**Do this**
Reproduce word for word everything from the very start of the material down to the line containing "Wedge shape bbox=[218, 274, 402, 580]", including that line.

— Start of Record list —

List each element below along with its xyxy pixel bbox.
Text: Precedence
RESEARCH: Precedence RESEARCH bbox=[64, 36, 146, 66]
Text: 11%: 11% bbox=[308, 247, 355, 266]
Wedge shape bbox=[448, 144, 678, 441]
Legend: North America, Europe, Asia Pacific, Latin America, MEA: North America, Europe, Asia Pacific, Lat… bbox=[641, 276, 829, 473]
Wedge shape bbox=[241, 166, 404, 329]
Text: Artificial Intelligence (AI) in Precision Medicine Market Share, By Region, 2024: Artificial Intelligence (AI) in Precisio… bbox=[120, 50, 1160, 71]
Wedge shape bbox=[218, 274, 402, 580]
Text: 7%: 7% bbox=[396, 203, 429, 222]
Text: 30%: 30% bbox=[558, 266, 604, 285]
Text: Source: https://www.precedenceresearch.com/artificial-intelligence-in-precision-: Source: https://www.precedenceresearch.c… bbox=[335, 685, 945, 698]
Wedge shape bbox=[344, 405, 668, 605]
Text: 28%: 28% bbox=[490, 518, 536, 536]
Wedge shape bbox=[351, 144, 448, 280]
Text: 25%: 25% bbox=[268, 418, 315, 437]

— End of Record list —

**Problem solution**
List each element below along with its xyxy pixel bbox.
Text: Precedence
RESEARCH: Precedence RESEARCH bbox=[64, 36, 146, 66]
Text: 11%: 11% bbox=[308, 247, 355, 266]
Wedge shape bbox=[448, 144, 678, 441]
Legend: North America, Europe, Asia Pacific, Latin America, MEA: North America, Europe, Asia Pacific, Lat… bbox=[641, 276, 829, 473]
Wedge shape bbox=[241, 166, 404, 329]
Text: Artificial Intelligence (AI) in Precision Medicine Market Share, By Region, 2024: Artificial Intelligence (AI) in Precisio… bbox=[120, 50, 1160, 71]
Wedge shape bbox=[218, 274, 402, 580]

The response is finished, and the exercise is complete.